**THE TASK:**
Write the records out again, keeping each line exactly as it is.
===
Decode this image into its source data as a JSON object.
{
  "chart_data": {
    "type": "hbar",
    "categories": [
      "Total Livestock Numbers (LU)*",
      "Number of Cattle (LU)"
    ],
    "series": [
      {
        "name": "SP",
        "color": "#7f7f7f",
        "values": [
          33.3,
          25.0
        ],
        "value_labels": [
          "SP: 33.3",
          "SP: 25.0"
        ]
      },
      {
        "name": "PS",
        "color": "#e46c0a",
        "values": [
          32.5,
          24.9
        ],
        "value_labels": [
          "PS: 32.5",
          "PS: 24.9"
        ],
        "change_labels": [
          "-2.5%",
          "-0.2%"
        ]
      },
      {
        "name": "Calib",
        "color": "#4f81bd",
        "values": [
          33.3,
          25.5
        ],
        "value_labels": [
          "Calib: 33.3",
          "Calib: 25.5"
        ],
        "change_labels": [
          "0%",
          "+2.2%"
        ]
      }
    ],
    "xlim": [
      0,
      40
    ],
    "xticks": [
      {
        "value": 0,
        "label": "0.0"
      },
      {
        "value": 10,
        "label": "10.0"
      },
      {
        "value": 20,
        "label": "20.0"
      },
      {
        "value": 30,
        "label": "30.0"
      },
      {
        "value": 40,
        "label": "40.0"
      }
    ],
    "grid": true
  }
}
===
**ANSWER FOR THE TASK:**
Decode this image into its source data as a JSON object.
{
  "chart_data": {
    "type": "hbar",
    "categories": [
      "Total Livestock Numbers (LU)*",
      "Number of Cattle (LU)"
    ],
    "series": [
      {
        "name": "SP",
        "color": "#7f7f7f",
        "values": [
          33.3,
          25.0
        ],
        "value_labels": [
          "SP: 33.3",
          "SP: 25.0"
        ]
      },
      {
        "name": "PS",
        "color": "#e46c0a",
        "values": [
          32.5,
          24.9
        ],
        "value_labels": [
          "PS: 32.5",
          "PS: 24.9"
        ],
        "change_labels": [
          "-2.5%",
          "-0.2%"
        ]
      },
      {
        "name": "Calib",
        "color": "#4f81bd",
        "values": [
          33.3,
          25.5
        ],
        "value_labels": [
          "Calib: 33.3",
          "Calib: 25.5"
        ],
        "change_labels": [
          "0%",
          "+2.2%"
        ]
      }
    ],
    "xlim": [
      0,
      40
    ],
    "xticks": [
      {
        "value": 0,
        "label": "0.0"
      },
      {
        "value": 10,
        "label": "10.0"
      },
      {
        "value": 20,
        "label": "20.0"
      },
      {
        "value": 30,
        "label": "30.0"
      },
      {
        "value": 40,
        "label": "40.0"
      }
    ],
    "grid": true
  }
}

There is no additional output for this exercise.